WHAT IS EXPECTED: What lines below include the string "упражнений"? Pick them out and copy them.
- - -
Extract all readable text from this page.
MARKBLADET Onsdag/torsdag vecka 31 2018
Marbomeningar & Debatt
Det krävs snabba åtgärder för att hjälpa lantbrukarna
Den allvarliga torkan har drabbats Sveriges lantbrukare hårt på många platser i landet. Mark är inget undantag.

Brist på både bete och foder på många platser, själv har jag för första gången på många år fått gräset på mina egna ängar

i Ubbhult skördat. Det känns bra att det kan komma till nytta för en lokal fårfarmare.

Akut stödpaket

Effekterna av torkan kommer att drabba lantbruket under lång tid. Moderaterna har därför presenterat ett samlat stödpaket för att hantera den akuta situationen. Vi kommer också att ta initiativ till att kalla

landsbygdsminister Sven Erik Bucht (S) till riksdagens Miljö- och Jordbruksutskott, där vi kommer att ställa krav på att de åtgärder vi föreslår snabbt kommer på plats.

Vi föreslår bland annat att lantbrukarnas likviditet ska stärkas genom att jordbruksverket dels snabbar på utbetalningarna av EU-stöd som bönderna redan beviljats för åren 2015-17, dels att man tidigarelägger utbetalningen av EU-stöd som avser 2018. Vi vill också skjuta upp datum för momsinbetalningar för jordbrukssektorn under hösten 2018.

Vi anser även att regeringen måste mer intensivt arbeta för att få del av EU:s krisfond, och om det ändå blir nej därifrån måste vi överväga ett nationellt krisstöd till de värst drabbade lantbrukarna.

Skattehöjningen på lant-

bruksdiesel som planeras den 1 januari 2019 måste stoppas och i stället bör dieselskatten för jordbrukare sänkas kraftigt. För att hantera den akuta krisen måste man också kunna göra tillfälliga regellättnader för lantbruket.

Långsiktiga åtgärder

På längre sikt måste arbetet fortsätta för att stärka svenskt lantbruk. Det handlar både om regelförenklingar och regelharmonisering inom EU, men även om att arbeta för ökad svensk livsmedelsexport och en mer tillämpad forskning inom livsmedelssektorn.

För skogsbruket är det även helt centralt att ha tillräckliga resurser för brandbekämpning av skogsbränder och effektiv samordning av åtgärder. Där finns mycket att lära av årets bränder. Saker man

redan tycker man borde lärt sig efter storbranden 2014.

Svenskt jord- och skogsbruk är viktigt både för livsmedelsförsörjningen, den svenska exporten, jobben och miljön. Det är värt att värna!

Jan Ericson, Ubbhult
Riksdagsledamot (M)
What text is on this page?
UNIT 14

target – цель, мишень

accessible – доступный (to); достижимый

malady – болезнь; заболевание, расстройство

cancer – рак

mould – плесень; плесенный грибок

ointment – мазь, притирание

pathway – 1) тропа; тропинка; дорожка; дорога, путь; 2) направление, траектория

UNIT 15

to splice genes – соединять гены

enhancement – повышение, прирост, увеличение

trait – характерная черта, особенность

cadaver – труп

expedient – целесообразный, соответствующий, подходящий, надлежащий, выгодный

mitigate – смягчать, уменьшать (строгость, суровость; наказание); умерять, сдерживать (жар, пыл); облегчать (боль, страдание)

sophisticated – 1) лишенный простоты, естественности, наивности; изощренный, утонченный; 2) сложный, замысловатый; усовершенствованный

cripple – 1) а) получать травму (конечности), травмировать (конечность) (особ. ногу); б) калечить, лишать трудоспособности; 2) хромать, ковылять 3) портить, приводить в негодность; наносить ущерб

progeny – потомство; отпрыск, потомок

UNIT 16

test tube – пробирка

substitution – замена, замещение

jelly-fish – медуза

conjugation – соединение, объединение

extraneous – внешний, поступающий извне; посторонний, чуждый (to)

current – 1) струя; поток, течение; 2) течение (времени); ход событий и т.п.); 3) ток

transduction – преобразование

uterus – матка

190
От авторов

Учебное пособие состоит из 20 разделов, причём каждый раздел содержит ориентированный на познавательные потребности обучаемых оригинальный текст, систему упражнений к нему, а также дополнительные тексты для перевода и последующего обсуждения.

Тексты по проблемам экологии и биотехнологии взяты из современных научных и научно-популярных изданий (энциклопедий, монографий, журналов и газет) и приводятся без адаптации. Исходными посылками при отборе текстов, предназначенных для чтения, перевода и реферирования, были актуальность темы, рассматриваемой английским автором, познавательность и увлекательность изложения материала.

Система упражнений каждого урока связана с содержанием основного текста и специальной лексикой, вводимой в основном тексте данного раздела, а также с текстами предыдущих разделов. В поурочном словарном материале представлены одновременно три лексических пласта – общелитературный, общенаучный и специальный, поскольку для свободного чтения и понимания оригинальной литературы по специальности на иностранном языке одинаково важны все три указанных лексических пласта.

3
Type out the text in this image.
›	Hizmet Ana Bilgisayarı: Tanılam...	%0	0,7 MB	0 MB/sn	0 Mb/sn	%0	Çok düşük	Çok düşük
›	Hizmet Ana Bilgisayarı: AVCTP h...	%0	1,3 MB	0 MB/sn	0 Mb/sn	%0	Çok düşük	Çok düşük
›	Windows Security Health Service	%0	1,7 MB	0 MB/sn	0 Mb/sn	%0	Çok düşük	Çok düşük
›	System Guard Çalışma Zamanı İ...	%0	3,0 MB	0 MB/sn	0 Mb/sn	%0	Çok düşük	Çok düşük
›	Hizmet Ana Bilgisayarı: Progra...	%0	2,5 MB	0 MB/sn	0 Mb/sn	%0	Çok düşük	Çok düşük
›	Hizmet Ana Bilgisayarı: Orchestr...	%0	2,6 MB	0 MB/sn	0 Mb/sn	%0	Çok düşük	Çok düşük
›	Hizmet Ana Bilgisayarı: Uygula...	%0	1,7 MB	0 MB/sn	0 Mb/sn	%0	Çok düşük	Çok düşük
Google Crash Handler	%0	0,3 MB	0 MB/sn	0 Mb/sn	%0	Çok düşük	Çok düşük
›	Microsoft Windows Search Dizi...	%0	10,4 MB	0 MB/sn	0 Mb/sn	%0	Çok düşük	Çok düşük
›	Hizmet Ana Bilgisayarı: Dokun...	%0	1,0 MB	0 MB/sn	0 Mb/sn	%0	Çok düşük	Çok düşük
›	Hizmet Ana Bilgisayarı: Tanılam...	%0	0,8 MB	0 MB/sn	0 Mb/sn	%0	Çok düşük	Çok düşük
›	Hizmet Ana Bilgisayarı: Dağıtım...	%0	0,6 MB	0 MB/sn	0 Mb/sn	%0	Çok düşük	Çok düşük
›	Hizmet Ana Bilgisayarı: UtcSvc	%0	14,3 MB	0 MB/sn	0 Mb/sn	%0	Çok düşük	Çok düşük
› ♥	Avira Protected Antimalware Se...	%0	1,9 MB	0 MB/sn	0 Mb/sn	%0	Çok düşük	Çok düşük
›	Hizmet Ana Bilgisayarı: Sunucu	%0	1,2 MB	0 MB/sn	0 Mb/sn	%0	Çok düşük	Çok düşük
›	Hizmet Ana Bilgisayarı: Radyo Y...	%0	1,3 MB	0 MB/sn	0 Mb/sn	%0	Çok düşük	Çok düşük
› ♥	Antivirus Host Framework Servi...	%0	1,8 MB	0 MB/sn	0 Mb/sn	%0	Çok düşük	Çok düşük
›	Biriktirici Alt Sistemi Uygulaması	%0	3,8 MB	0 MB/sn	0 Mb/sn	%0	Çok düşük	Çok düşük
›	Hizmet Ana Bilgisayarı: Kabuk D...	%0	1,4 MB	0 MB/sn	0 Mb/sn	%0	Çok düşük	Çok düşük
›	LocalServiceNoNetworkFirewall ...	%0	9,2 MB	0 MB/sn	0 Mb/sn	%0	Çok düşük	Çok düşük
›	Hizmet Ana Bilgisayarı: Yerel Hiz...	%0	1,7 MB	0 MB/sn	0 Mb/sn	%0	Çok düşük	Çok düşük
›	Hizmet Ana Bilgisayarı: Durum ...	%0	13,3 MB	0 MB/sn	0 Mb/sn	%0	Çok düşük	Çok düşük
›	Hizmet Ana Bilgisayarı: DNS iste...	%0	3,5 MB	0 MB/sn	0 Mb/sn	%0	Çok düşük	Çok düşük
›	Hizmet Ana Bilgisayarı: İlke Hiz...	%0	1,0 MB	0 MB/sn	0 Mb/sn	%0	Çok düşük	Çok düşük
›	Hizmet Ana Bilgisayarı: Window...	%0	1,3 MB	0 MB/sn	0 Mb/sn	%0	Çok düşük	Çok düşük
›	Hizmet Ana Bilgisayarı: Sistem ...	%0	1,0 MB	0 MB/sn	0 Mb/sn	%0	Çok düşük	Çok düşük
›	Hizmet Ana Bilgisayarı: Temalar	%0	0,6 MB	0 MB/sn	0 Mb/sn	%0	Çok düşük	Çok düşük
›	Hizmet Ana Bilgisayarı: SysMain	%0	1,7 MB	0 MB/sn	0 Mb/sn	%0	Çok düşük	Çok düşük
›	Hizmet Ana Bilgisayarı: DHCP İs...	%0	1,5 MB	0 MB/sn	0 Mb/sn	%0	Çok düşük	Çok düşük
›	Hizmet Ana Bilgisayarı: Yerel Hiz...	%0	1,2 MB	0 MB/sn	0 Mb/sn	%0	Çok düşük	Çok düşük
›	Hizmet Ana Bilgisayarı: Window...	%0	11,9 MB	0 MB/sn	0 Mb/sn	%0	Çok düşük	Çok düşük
- - -
REPLY TO THE TASK:
Учебное пособие состоит из 20 разделов, причём каждый раздел содержит ориентированный на познавательные потребности обучаемых оригинальный текст, систему упражнений к нему, а также дополнительные тексты для перевода и последующего обсуждения.
Система упражнений каждого урока связана с содержанием основного текста и специальной лексикой, вводимой в основном тексте данного раздела, а также с текстами предыдущих разделов. В поурочном словарном материале представлены одновременно три лексических пласта – общелитературный, общенаучный и специальный, поскольку для свободного чтения и понимания оригинальной литературы по специальности на иностранном языке одинаково важны все три указанных лексических пласта.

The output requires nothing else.